Records from a dataset
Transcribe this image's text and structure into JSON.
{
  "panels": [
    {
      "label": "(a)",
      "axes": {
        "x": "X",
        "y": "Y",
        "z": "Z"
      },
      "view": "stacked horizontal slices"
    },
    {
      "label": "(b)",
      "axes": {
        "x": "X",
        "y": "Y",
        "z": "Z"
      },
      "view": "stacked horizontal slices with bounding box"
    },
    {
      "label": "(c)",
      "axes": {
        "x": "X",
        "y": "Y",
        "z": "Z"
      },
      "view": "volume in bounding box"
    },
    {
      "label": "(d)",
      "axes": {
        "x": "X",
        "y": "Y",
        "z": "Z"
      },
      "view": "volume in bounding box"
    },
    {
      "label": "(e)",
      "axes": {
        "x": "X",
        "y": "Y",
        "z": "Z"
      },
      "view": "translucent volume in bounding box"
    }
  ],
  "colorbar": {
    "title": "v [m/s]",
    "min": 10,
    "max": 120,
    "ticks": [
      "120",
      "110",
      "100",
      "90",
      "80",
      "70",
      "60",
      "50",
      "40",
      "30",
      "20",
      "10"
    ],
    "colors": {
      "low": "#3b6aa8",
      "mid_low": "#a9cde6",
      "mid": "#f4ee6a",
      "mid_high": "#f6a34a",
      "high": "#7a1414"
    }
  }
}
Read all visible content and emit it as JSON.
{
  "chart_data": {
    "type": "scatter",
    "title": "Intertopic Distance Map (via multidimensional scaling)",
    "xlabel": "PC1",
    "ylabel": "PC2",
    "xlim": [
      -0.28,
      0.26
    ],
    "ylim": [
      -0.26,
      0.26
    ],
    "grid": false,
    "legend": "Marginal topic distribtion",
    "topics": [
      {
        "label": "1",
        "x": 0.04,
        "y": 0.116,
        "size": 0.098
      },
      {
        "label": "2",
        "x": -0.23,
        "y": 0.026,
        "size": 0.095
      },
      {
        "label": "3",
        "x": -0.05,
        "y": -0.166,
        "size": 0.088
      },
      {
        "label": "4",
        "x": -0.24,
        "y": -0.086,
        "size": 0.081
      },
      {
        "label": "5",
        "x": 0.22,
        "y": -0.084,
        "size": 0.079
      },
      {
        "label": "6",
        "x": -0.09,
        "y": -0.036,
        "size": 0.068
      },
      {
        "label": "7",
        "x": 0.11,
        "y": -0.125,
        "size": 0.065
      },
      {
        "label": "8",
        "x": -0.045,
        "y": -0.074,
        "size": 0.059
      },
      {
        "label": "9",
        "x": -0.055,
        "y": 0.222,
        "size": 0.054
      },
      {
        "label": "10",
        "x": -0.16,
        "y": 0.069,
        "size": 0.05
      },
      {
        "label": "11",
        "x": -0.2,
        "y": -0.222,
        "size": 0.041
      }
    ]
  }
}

(The task) Return every line from the records above that holds the word "slices".

(Task solution)
      "view": "stacked horizontal slices"
      "view": "stacked horizontal slices with bounding box"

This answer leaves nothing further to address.